Goal - Reproduce all lines of the listing below in which the word "said" occurs.
===
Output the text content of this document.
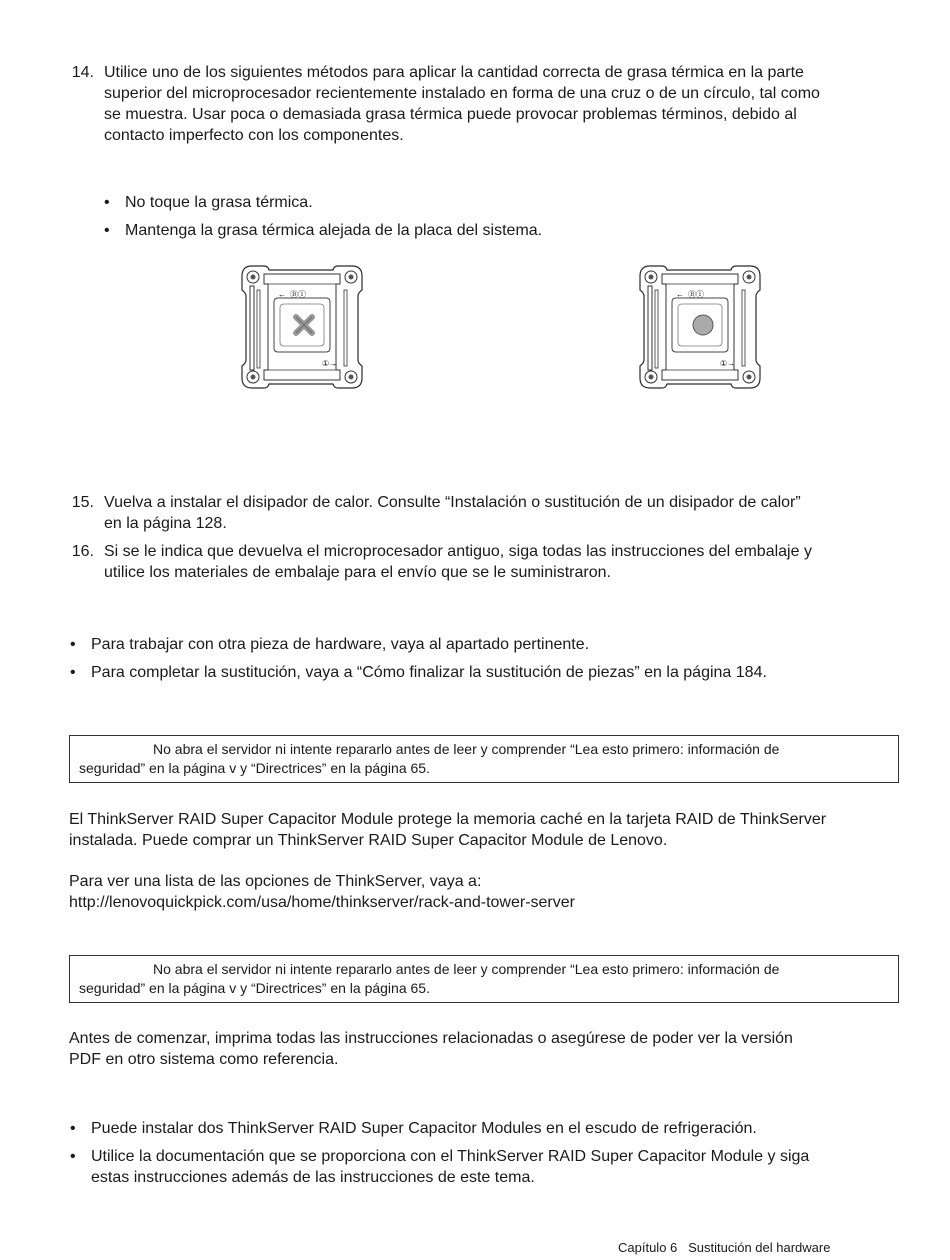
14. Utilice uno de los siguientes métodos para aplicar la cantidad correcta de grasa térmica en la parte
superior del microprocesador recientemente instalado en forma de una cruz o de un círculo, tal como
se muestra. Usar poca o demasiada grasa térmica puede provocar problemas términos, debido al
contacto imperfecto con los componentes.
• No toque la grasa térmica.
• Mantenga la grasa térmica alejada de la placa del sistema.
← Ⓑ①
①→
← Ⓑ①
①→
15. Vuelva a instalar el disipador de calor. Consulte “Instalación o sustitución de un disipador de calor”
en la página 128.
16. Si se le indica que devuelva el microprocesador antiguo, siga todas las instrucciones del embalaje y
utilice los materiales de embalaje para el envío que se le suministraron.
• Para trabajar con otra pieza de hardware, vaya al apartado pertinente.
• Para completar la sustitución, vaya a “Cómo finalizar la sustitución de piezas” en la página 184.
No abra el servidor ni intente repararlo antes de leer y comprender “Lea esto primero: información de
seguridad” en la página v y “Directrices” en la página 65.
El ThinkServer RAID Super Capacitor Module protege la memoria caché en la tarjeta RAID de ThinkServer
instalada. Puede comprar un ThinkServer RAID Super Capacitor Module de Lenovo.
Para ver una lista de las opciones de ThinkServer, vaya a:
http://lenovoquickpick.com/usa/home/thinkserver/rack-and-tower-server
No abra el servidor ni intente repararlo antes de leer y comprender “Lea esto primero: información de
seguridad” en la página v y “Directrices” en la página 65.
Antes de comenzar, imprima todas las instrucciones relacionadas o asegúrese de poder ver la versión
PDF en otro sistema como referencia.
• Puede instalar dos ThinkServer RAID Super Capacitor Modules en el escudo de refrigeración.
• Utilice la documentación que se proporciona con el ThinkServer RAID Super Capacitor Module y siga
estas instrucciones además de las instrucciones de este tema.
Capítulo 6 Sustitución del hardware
===
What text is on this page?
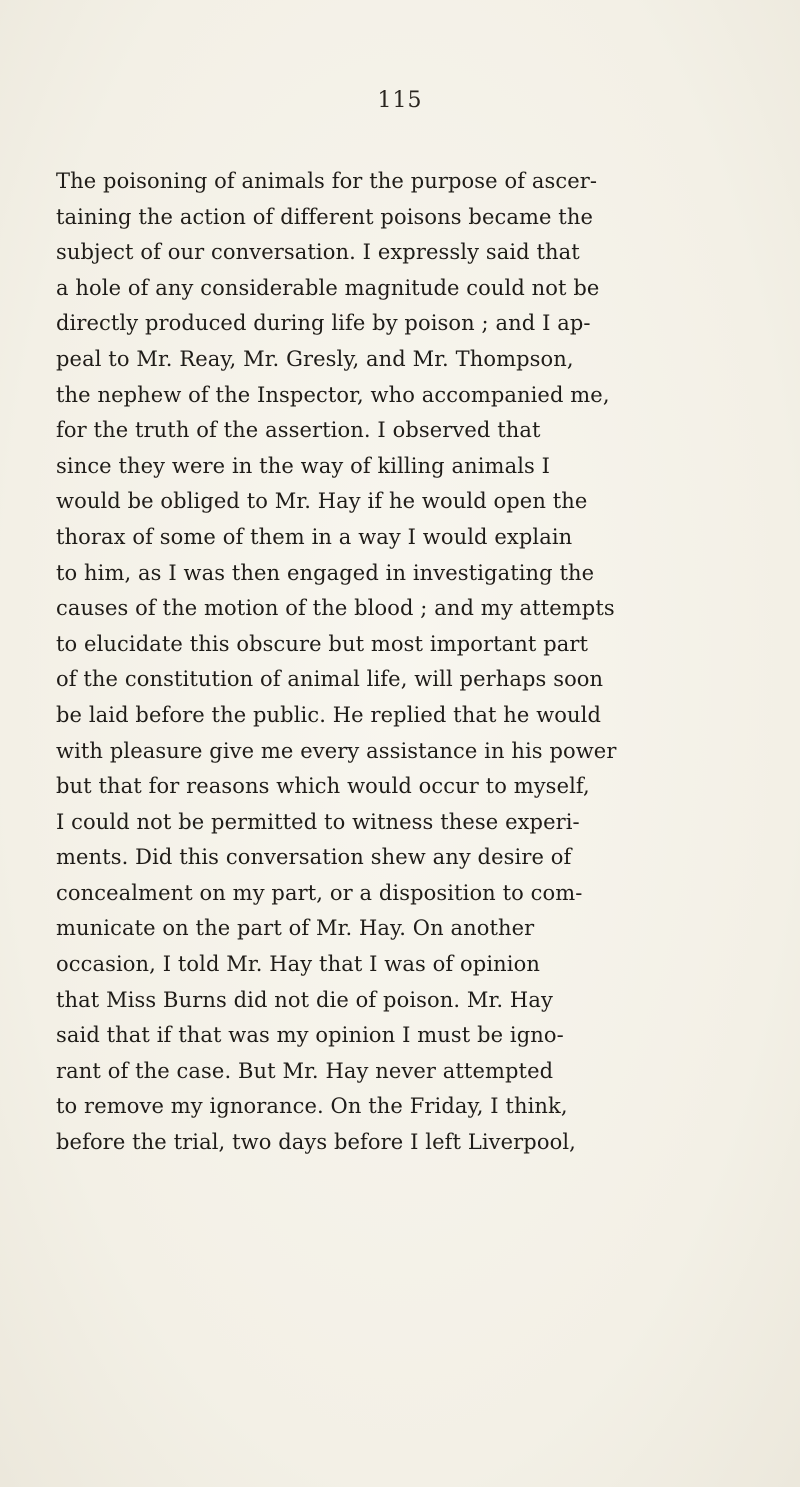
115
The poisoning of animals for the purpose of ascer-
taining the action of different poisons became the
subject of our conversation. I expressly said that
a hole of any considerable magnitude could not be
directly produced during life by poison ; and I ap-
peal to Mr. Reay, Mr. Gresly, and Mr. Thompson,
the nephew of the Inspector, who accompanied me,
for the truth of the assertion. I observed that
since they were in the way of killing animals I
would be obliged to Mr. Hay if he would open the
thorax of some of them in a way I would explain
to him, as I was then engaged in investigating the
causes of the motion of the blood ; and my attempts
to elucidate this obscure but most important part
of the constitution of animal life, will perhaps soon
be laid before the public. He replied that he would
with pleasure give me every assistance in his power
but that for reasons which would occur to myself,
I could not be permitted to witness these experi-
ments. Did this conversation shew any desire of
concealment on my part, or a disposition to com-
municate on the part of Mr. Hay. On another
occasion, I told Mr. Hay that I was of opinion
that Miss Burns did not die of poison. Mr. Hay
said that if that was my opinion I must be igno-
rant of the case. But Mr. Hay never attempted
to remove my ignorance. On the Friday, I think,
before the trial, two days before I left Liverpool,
===
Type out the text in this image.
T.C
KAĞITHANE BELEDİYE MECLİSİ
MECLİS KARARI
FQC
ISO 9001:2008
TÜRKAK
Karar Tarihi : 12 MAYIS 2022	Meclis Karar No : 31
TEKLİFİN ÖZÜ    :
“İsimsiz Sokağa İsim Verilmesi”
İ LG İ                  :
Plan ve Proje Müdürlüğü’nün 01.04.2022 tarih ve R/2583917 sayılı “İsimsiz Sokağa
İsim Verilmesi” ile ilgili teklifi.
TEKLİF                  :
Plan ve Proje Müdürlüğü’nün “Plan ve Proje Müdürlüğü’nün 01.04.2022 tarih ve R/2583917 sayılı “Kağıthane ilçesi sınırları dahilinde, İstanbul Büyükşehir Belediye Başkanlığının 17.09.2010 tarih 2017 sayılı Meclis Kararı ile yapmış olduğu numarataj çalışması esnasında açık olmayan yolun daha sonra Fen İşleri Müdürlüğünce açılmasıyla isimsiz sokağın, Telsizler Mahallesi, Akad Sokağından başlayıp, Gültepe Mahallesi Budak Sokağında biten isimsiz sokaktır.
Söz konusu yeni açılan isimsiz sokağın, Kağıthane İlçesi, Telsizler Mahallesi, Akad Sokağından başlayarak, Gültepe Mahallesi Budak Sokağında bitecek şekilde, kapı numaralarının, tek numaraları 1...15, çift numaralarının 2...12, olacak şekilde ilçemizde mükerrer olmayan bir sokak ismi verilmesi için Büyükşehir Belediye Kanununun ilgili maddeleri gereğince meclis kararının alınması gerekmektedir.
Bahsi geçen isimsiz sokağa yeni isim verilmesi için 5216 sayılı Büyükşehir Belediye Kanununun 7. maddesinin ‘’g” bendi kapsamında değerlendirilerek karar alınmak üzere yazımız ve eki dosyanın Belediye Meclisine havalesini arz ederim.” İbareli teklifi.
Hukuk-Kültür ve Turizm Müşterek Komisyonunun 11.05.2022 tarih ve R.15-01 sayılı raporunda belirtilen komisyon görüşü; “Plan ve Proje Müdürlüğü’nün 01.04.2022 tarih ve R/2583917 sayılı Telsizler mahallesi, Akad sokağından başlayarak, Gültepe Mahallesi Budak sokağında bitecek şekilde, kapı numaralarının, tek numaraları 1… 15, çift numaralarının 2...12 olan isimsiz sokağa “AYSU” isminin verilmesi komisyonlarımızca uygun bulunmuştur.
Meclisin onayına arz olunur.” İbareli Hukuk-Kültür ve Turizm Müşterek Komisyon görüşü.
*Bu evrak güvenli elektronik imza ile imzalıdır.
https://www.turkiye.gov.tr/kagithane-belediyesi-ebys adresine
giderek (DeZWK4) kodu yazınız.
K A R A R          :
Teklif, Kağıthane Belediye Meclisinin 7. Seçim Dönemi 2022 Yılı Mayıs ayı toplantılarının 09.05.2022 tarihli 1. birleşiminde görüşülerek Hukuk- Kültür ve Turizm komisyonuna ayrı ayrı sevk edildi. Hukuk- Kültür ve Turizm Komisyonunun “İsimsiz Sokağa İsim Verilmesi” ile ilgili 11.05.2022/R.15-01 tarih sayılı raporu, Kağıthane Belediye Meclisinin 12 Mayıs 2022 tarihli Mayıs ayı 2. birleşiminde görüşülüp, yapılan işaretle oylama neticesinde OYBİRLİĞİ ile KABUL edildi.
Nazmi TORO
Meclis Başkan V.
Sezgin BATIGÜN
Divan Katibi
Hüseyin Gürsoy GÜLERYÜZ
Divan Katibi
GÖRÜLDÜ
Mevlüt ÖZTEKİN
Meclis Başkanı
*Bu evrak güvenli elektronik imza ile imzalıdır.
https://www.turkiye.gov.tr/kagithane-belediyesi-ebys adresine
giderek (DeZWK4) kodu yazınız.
===
Result of the exercise -
subject of our conversation. I expressly said that
said that if that was my opinion I must be igno-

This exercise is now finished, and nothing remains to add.